Return the data that follows exactly as it appears. Pictures do not belong in the copy.

__Page image transcription data__:
_ _ _ _ _ _ _
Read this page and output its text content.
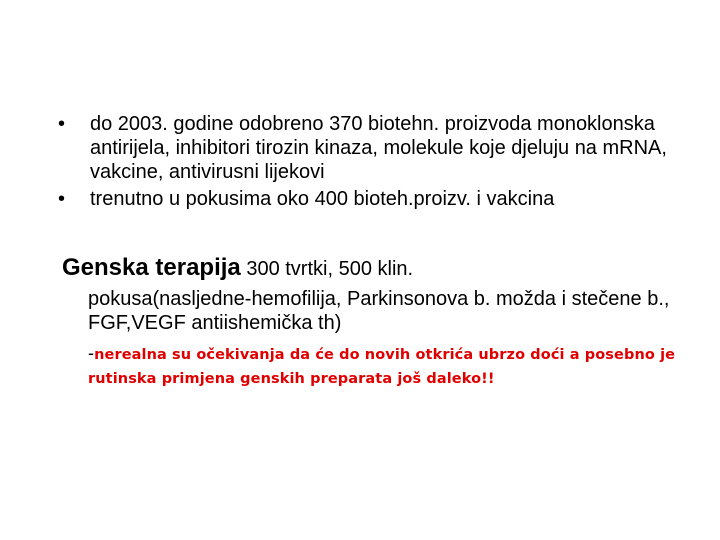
• do 2003. godine odobreno 370 biotehn. proizvoda monoklonska antirijela, inhibitori tirozin kinaza, molekule koje djeluju na mRNA, vakcine, antivirusni lijekovi
• trenutno u pokusima oko 400 bioteh.proizv. i vakcina

Genska terapija 300 tvrtki, 500 klin.

pokusa(nasljedne-hemofilija, Parkinsonova b. možda i stečene b., FGF,VEGF antiishemička th)

-nerealna su očekivanja da će do novih otkrića ubrzo doći a posebno je rutinska primjena genskih preparata još daleko!!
_ _ _ _ _ _ _
__Reply to the exercise__:
Read this page and output its text content.
• do 2003. godine odobreno 370 biotehn. proizvoda monoklonska antirijela, inhibitori tirozin kinaza, molekule koje djeluju na mRNA, vakcine, antivirusni lijekovi
• trenutno u pokusima oko 400 bioteh.proizv. i vakcina

Genska terapija 300 tvrtki, 500 klin.

pokusa(nasljedne-hemofilija, Parkinsonova b. možda i stečene b., FGF,VEGF antiishemička th)

-nerealna su očekivanja da će do novih otkrića ubrzo doći a posebno je rutinska primjena genskih preparata još daleko!!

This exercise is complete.